Saved entries

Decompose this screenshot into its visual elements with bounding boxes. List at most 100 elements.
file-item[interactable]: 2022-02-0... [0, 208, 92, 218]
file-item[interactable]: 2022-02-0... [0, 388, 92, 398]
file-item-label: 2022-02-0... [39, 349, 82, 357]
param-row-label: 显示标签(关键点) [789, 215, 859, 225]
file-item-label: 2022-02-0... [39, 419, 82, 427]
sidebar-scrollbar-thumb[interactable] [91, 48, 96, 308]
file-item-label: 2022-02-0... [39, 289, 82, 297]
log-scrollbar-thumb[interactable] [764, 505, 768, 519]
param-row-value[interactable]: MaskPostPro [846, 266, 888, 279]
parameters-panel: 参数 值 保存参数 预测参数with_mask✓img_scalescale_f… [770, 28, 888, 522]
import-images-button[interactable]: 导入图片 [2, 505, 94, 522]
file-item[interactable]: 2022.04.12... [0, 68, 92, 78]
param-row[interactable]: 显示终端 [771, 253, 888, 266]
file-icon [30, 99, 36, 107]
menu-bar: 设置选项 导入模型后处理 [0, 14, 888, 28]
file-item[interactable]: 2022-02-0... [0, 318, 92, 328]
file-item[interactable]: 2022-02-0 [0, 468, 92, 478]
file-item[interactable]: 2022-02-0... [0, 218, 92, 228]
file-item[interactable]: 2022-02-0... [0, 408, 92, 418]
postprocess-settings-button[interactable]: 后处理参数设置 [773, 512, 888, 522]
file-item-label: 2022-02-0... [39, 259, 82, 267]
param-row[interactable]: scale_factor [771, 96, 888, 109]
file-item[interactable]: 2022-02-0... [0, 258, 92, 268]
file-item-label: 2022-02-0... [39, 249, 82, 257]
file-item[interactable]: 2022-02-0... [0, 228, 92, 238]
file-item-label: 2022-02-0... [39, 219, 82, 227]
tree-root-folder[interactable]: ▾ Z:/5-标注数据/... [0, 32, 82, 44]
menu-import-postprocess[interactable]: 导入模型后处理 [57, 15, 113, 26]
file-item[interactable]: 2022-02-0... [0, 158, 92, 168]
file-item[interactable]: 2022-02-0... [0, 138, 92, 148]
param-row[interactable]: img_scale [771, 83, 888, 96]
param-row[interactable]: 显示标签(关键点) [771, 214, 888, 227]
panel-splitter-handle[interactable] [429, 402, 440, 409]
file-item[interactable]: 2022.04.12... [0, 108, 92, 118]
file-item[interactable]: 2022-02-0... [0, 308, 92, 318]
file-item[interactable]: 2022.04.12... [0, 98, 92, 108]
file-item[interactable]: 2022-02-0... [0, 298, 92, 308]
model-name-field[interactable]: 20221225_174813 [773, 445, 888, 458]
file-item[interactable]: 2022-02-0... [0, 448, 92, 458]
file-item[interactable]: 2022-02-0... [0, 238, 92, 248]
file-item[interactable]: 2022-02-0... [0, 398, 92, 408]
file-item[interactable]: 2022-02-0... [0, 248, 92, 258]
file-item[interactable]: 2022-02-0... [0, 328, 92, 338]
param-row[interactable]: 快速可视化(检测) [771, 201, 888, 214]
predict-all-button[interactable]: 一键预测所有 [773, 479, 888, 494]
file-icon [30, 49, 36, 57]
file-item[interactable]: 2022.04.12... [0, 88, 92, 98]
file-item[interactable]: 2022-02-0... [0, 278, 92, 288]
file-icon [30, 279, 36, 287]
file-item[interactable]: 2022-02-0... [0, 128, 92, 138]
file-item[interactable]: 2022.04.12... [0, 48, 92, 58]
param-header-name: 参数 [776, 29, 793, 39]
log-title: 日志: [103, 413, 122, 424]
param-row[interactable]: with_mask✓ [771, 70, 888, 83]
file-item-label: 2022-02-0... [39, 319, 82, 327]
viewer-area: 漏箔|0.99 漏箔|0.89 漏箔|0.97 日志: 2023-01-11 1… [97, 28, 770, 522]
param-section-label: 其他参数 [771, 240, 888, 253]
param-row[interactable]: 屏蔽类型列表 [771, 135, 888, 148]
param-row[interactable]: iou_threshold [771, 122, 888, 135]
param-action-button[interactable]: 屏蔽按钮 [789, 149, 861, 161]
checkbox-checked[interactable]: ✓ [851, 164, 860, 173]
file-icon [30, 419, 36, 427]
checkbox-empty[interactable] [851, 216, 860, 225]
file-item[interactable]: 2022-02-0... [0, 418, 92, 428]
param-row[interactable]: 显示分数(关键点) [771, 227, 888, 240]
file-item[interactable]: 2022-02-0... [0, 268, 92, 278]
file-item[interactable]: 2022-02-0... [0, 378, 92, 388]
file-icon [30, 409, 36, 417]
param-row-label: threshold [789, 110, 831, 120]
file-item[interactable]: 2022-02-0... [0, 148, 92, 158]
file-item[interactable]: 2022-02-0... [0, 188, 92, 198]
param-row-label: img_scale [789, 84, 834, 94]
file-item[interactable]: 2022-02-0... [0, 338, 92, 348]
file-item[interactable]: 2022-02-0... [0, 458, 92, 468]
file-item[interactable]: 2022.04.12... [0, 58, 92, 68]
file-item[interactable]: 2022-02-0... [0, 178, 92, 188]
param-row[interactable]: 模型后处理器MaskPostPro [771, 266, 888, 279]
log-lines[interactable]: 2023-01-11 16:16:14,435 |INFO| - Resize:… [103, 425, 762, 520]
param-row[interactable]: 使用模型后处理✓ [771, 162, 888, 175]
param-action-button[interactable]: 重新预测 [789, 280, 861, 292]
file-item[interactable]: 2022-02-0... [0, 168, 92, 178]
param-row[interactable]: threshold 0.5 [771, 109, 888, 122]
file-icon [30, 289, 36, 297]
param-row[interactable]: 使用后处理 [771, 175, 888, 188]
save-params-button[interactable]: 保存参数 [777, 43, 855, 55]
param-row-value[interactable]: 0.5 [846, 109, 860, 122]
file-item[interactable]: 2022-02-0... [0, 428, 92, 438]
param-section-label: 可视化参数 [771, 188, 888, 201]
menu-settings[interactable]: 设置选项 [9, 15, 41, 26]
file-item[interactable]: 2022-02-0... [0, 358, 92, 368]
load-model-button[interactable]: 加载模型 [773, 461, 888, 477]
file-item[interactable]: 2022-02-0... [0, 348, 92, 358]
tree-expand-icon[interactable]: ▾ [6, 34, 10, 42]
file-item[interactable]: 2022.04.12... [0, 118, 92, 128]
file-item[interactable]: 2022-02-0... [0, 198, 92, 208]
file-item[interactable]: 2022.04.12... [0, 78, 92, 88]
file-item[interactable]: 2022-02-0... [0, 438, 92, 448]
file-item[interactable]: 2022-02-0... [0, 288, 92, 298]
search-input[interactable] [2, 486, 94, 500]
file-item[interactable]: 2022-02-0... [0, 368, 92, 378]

STATED PROBLEM:
Lay out the records from their first line through the line containing "file-item-label: 2022-02-0... [39, 349, 82, 357]", both included, as a Markdown table headed "Row" and "Line." Number each row and leave out blank lines.

EXERCISE RESPONSE:
| Row | Line |
|---|---|
| 1 | Decompose this screenshot into its visual elements with bounding boxes. List at most 100 elements. |
| 2 | file-item[interactable]: 2022-02-0... [0, 208, 92, 218] |
| 3 | file-item[interactable]: 2022-02-0... [0, 388, 92, 398] |
| 4 | file-item-label: 2022-02-0... [39, 349, 82, 357] |